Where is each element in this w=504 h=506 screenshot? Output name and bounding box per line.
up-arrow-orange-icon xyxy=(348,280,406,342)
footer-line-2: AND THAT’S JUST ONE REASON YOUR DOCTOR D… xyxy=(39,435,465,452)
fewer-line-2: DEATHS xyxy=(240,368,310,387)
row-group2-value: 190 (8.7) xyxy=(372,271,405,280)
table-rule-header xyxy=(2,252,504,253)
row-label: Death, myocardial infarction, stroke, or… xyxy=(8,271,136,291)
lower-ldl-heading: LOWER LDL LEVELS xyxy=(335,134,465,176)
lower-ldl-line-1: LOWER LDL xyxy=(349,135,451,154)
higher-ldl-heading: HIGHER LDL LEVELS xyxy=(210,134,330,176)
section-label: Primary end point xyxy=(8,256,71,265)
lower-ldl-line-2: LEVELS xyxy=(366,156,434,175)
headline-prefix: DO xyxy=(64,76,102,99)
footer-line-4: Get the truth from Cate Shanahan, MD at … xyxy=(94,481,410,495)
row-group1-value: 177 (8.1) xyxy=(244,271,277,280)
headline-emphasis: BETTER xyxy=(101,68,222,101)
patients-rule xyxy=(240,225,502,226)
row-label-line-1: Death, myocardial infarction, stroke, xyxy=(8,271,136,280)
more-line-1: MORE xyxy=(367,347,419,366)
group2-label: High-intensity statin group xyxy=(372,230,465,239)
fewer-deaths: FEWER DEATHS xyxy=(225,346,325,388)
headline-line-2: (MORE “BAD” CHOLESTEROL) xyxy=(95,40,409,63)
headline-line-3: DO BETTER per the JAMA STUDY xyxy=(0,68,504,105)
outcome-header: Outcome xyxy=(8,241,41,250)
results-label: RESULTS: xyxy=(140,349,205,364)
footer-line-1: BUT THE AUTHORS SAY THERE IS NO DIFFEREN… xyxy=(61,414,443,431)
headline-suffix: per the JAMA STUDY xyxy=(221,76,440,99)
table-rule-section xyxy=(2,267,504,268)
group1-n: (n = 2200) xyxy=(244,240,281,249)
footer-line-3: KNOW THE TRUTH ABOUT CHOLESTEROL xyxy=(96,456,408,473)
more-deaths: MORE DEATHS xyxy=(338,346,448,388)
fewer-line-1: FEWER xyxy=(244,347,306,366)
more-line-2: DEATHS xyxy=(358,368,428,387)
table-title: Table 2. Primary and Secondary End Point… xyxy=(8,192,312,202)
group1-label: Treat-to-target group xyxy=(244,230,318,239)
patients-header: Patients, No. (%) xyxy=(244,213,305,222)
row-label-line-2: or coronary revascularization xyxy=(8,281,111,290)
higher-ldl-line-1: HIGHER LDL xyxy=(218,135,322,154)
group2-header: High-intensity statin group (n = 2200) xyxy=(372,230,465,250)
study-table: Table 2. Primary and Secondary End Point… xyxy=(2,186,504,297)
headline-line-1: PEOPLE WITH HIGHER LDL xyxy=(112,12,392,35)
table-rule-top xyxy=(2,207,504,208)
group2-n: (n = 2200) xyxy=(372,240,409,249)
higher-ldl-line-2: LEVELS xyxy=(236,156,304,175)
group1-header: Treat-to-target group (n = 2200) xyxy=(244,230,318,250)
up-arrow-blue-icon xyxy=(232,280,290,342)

• Requirement: All of the material should appear again, reproduced word for word.

• Answer box:
Where is each element in this w=504 h=506 screenshot? Output name and bounding box per line.
up-arrow-orange-icon xyxy=(348,280,406,342)
footer-line-2: AND THAT’S JUST ONE REASON YOUR DOCTOR D… xyxy=(39,435,465,452)
fewer-line-2: DEATHS xyxy=(240,368,310,387)
row-group2-value: 190 (8.7) xyxy=(372,271,405,280)
table-rule-header xyxy=(2,252,504,253)
row-label: Death, myocardial infarction, stroke, or… xyxy=(8,271,136,291)
lower-ldl-heading: LOWER LDL LEVELS xyxy=(335,134,465,176)
lower-ldl-line-1: LOWER LDL xyxy=(349,135,451,154)
higher-ldl-heading: HIGHER LDL LEVELS xyxy=(210,134,330,176)
section-label: Primary end point xyxy=(8,256,71,265)
lower-ldl-line-2: LEVELS xyxy=(366,156,434,175)
headline-prefix: DO xyxy=(64,76,102,99)
footer-line-4: Get the truth from Cate Shanahan, MD at … xyxy=(94,481,410,495)
row-group1-value: 177 (8.1) xyxy=(244,271,277,280)
headline-emphasis: BETTER xyxy=(101,68,222,101)
patients-rule xyxy=(240,225,502,226)
row-label-line-1: Death, myocardial infarction, stroke, xyxy=(8,271,136,280)
more-line-1: MORE xyxy=(367,347,419,366)
group2-label: High-intensity statin group xyxy=(372,230,465,239)
fewer-deaths: FEWER DEATHS xyxy=(225,346,325,388)
headline-line-2: (MORE “BAD” CHOLESTEROL) xyxy=(95,40,409,63)
headline-line-3: DO BETTER per the JAMA STUDY xyxy=(0,68,504,105)
outcome-header: Outcome xyxy=(8,241,41,250)
results-label: RESULTS: xyxy=(140,349,205,364)
footer-line-1: BUT THE AUTHORS SAY THERE IS NO DIFFEREN… xyxy=(61,414,443,431)
headline-suffix: per the JAMA STUDY xyxy=(221,76,440,99)
table-rule-section xyxy=(2,267,504,268)
group1-n: (n = 2200) xyxy=(244,240,281,249)
footer-line-3: KNOW THE TRUTH ABOUT CHOLESTEROL xyxy=(96,456,408,473)
more-deaths: MORE DEATHS xyxy=(338,346,448,388)
fewer-line-1: FEWER xyxy=(244,347,306,366)
more-line-2: DEATHS xyxy=(358,368,428,387)
table-title: Table 2. Primary and Secondary End Point… xyxy=(8,192,312,202)
group1-label: Treat-to-target group xyxy=(244,230,318,239)
patients-header: Patients, No. (%) xyxy=(244,213,305,222)
row-label-line-2: or coronary revascularization xyxy=(8,281,111,290)
higher-ldl-line-1: HIGHER LDL xyxy=(218,135,322,154)
group2-header: High-intensity statin group (n = 2200) xyxy=(372,230,465,250)
study-table: Table 2. Primary and Secondary End Point… xyxy=(2,186,504,297)
headline-line-1: PEOPLE WITH HIGHER LDL xyxy=(112,12,392,35)
table-rule-top xyxy=(2,207,504,208)
group2-n: (n = 2200) xyxy=(372,240,409,249)
higher-ldl-line-2: LEVELS xyxy=(236,156,304,175)
group1-header: Treat-to-target group (n = 2200) xyxy=(244,230,318,250)
up-arrow-blue-icon xyxy=(232,280,290,342)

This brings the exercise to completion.